◆ Aim:
Compute how many lines in the entries below contain "name", and output nothing but the number.

===== Input records

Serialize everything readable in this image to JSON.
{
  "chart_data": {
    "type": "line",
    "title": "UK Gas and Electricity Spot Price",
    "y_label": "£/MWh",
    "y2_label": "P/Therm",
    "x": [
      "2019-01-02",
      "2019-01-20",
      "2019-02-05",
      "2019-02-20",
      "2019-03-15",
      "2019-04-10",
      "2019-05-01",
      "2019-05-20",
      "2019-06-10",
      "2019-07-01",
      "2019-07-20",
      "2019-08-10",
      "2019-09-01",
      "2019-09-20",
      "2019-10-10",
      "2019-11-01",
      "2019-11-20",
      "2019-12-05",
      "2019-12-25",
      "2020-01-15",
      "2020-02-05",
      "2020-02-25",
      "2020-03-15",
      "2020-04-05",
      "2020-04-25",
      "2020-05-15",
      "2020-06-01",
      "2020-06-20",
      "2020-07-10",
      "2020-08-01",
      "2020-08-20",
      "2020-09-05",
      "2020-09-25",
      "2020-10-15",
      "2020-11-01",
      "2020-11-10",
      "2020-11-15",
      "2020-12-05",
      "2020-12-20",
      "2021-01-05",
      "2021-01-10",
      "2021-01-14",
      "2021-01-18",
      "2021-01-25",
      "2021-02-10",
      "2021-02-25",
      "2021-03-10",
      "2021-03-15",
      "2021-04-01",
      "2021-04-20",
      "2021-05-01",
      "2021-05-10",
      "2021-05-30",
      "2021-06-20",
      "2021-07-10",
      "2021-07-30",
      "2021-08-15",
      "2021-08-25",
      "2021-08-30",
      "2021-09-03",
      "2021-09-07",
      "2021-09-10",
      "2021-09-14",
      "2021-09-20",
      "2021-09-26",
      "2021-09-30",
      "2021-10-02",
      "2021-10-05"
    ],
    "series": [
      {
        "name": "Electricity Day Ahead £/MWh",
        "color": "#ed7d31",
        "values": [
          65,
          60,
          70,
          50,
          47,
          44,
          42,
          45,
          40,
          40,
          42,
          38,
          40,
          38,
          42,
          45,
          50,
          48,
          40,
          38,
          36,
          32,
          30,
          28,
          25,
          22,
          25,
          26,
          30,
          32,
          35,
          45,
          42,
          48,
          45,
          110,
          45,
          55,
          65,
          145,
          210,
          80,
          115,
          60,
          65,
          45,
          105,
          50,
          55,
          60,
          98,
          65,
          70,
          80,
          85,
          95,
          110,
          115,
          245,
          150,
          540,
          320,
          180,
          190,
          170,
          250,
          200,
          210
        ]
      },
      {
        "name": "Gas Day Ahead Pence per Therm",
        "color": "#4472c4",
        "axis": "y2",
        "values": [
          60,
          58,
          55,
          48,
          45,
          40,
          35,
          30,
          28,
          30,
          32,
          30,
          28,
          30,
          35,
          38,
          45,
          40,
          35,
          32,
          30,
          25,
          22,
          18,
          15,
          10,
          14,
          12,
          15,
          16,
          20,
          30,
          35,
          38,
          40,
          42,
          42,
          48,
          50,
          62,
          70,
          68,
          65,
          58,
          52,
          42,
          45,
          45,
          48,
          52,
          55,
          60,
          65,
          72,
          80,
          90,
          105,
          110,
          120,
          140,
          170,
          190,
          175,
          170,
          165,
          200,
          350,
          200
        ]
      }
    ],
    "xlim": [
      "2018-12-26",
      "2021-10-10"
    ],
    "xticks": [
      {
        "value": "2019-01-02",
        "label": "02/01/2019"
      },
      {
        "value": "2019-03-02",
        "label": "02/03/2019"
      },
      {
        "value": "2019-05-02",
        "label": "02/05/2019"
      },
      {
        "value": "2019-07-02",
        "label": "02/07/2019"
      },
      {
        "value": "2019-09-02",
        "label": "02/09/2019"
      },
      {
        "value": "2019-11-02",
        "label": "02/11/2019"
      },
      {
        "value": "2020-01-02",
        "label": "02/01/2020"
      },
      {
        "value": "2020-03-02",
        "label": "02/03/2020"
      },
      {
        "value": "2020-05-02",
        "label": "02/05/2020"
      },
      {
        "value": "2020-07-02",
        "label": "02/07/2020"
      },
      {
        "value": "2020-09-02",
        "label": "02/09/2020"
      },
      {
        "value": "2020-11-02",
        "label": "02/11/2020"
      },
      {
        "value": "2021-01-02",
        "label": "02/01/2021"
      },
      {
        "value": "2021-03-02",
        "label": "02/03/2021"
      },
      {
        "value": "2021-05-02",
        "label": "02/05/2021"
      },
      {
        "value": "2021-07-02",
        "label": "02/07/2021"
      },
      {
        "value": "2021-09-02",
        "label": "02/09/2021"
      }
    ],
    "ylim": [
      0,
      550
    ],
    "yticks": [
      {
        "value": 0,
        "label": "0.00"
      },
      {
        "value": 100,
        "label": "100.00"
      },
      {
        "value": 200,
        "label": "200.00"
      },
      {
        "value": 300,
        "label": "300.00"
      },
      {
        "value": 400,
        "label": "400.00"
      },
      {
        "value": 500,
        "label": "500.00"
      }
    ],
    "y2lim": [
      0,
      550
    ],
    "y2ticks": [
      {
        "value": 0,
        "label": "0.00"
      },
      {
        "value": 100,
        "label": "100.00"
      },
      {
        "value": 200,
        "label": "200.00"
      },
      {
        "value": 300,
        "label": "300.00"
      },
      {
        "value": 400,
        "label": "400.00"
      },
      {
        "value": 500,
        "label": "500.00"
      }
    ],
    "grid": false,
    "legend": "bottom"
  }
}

==========
===== Input records

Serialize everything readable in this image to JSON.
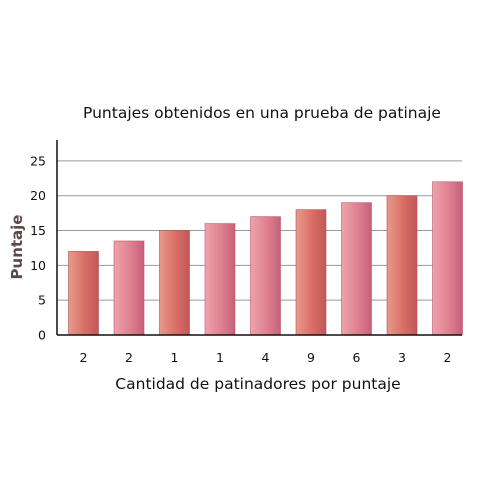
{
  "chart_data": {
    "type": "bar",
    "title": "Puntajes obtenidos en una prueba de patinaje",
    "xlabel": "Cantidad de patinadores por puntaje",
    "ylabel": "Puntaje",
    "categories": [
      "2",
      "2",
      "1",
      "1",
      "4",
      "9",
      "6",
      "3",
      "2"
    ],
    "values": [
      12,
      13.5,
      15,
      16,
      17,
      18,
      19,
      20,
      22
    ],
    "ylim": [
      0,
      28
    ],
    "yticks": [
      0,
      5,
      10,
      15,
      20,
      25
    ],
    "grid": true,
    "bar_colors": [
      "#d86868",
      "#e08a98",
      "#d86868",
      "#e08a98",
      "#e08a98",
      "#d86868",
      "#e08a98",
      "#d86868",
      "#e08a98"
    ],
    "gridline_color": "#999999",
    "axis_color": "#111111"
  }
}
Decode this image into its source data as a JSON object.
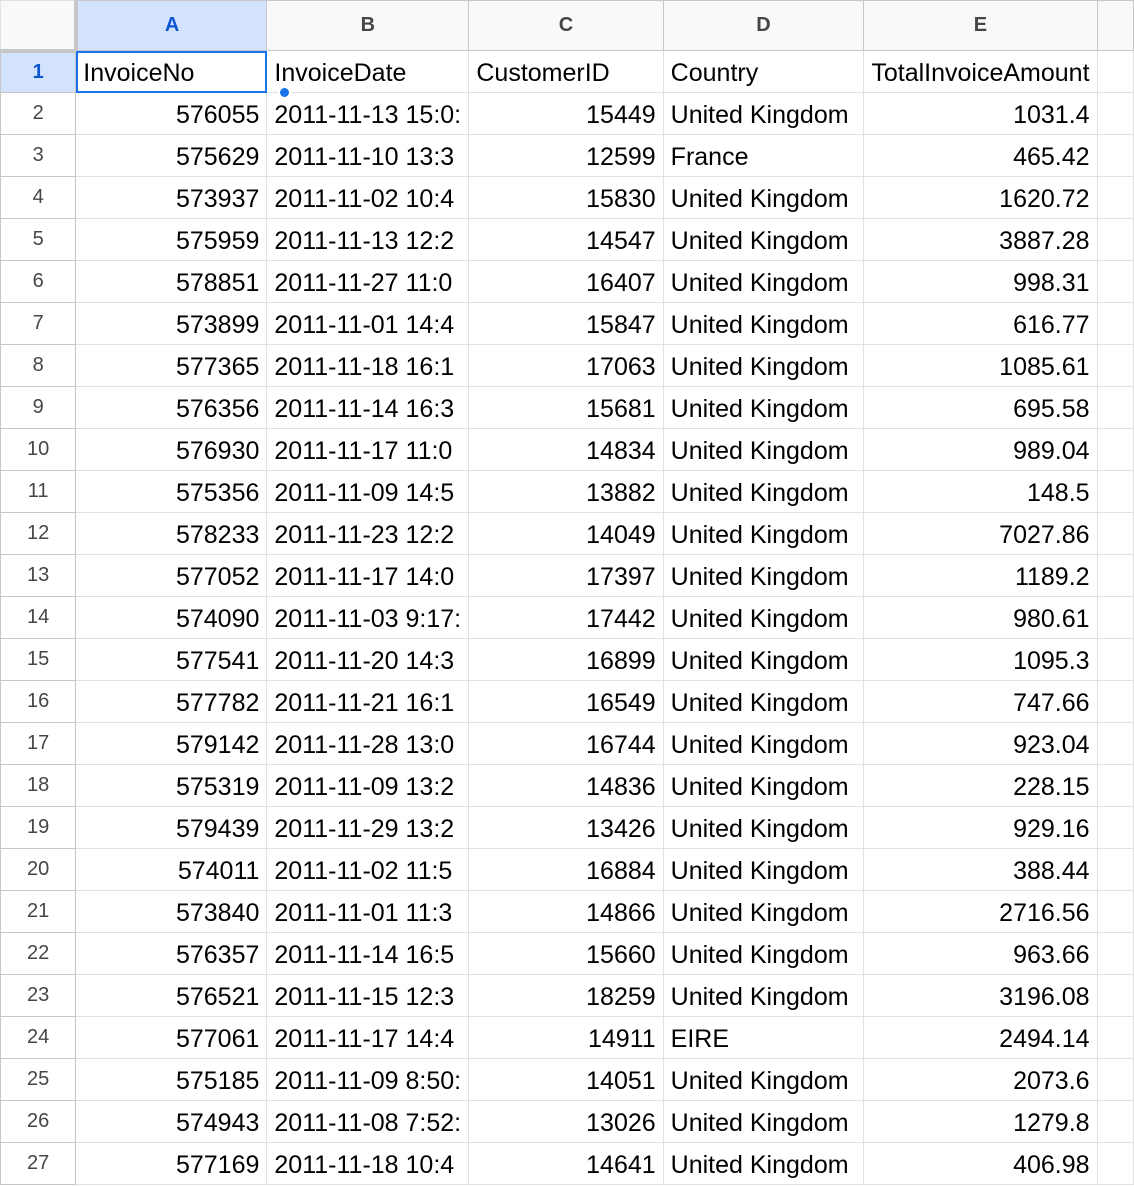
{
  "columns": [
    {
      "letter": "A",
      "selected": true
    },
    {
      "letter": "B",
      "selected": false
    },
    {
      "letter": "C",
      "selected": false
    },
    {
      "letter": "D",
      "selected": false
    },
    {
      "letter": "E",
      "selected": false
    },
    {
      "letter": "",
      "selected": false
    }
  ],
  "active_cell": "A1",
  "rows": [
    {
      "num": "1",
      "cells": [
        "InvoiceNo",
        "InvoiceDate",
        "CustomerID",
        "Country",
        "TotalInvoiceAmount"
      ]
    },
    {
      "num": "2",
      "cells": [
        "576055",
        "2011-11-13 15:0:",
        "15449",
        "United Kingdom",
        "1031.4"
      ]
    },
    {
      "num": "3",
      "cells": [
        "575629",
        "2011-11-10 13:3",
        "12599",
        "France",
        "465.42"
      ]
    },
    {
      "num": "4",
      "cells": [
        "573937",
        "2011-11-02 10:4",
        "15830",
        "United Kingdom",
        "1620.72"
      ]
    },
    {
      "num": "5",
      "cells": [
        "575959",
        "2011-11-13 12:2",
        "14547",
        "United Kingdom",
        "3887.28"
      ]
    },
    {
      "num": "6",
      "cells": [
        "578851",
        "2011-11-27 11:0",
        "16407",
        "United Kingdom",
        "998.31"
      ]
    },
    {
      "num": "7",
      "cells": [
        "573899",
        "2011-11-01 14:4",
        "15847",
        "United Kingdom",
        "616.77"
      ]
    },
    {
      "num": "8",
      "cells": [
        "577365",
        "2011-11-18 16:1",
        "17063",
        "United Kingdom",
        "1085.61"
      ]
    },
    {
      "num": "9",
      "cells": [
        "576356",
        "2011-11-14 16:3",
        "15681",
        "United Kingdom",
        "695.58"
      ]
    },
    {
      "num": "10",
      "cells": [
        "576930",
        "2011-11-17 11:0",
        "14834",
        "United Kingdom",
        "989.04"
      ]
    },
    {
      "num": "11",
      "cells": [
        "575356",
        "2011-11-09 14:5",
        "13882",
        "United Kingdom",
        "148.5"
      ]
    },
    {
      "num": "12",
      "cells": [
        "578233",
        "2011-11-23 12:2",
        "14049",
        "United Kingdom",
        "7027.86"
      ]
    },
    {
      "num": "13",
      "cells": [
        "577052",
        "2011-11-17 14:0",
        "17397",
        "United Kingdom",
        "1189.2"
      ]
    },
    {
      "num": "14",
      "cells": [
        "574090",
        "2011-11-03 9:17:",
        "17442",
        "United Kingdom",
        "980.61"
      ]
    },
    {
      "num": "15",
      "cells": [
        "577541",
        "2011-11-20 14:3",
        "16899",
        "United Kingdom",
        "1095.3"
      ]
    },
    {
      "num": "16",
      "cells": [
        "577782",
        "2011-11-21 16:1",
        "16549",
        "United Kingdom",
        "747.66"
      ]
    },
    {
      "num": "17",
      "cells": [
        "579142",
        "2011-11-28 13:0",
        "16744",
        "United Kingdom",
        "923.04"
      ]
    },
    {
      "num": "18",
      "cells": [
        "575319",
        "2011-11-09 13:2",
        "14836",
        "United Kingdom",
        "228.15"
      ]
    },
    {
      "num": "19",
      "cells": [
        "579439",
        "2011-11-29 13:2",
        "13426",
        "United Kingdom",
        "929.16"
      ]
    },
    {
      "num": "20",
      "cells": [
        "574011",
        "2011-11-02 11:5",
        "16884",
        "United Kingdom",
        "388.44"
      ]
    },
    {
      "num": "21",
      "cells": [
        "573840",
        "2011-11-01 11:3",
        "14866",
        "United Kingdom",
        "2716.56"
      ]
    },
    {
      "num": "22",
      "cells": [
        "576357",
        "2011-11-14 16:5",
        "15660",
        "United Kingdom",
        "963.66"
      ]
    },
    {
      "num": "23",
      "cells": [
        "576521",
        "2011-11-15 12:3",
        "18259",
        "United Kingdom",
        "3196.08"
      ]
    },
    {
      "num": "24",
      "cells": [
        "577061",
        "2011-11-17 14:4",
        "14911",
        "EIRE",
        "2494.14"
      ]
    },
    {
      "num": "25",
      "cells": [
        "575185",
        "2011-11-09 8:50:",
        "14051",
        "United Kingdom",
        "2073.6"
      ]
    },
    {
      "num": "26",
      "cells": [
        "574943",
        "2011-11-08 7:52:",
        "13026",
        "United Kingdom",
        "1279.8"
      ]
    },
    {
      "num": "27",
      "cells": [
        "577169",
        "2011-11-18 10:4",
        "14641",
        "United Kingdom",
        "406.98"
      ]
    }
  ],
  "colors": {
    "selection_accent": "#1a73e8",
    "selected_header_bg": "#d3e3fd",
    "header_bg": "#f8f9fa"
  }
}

==========
===== Input records

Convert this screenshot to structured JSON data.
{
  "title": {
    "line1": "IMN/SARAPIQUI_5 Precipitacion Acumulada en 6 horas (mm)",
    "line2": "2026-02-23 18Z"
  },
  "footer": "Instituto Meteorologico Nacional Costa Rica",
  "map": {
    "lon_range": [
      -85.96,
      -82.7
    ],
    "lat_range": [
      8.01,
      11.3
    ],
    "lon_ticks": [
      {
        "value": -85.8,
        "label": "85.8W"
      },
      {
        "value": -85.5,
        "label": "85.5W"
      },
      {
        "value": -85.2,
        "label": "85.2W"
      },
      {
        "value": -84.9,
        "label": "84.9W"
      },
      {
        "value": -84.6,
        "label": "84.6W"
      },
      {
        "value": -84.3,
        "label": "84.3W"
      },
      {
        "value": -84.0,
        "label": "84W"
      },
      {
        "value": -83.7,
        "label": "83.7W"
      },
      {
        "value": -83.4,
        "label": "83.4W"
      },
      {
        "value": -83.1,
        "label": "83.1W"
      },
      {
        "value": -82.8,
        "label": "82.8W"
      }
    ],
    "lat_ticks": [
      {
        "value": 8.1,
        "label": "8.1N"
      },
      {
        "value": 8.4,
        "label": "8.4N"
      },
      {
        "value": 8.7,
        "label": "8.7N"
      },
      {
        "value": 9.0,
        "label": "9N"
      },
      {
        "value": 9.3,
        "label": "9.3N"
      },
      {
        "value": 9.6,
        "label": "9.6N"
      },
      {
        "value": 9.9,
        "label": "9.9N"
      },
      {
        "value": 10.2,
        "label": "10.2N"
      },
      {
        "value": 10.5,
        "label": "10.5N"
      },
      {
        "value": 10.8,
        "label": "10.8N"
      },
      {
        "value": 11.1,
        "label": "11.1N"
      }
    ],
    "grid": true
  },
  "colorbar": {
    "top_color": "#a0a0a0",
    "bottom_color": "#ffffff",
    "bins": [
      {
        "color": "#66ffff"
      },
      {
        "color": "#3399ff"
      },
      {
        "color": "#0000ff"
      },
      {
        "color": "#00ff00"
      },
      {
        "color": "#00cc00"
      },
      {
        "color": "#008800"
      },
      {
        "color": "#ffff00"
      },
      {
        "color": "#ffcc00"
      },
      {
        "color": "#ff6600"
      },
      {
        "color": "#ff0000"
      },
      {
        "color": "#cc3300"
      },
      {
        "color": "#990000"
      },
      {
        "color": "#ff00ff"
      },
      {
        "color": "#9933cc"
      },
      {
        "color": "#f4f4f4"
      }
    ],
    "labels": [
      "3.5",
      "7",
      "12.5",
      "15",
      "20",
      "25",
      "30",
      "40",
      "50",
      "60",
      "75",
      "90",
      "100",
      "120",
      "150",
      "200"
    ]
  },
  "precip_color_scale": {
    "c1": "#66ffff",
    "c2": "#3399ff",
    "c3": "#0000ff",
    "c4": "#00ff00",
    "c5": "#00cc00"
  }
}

==========

◆ Answer to this exercise:
2